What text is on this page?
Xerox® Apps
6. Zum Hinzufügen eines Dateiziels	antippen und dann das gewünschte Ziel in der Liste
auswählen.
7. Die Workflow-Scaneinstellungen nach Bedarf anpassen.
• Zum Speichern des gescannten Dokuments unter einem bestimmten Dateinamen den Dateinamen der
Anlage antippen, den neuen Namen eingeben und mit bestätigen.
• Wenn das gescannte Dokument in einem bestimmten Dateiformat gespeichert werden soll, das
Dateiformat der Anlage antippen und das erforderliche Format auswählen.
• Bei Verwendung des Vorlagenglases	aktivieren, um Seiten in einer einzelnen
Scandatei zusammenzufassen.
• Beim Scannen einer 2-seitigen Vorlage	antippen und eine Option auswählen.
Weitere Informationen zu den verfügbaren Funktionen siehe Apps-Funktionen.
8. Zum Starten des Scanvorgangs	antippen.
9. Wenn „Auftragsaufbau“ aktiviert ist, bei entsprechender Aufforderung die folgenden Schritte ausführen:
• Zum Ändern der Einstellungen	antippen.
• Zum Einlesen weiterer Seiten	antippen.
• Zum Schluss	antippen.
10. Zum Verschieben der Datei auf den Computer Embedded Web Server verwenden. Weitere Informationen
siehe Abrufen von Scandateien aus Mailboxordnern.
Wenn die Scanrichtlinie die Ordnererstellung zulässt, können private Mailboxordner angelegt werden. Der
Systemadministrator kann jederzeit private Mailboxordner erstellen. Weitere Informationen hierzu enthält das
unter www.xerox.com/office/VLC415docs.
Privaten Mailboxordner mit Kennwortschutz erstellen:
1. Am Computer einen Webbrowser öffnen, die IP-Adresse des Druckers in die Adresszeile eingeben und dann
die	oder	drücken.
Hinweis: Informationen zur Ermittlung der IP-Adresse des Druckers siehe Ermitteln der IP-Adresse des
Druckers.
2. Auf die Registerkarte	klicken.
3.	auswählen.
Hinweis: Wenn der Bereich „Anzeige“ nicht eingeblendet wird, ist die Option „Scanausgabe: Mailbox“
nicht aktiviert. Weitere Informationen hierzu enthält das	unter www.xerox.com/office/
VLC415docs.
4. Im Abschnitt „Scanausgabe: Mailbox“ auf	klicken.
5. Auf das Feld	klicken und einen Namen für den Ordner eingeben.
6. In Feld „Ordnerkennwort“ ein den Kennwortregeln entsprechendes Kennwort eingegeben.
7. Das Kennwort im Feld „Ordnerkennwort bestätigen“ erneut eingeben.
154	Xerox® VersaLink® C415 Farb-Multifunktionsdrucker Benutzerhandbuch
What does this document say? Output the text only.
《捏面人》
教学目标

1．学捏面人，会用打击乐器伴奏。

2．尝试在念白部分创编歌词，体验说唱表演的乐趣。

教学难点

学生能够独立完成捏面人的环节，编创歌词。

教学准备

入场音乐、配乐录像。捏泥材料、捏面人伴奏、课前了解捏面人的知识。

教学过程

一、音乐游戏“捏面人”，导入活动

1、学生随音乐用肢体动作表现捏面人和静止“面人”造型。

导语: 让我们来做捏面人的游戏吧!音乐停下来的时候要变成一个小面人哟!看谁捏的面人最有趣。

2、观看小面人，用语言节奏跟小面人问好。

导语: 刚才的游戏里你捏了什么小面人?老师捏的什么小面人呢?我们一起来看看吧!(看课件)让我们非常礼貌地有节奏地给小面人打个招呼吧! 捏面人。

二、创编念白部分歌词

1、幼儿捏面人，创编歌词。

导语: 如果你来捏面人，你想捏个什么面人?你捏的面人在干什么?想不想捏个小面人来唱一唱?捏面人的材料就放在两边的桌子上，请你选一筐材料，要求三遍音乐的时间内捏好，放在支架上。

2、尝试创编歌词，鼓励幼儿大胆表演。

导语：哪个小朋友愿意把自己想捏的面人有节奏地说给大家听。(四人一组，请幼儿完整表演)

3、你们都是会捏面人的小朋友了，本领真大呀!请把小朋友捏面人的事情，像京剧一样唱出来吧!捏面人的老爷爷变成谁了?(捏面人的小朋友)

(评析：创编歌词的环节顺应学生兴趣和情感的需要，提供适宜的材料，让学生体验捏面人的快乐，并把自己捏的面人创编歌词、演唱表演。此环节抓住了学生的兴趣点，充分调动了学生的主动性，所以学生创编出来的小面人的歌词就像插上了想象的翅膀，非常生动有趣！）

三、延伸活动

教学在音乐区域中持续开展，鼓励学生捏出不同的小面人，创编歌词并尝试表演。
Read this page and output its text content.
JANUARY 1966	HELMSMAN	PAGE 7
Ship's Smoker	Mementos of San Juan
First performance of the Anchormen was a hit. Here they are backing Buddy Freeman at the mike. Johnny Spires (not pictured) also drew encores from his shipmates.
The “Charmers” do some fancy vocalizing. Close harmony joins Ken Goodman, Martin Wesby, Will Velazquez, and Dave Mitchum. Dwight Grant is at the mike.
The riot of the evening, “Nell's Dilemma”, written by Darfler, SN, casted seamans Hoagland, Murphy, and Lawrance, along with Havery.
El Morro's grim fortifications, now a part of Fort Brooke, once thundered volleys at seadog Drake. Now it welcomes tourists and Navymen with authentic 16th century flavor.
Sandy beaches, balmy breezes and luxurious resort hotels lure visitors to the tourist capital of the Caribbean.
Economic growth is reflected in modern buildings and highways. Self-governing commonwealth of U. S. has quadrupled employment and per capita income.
_____
* _Task instructions_
Nothing but a number is needed here: how many lines hold the string "Wenn"?

* _Response_
4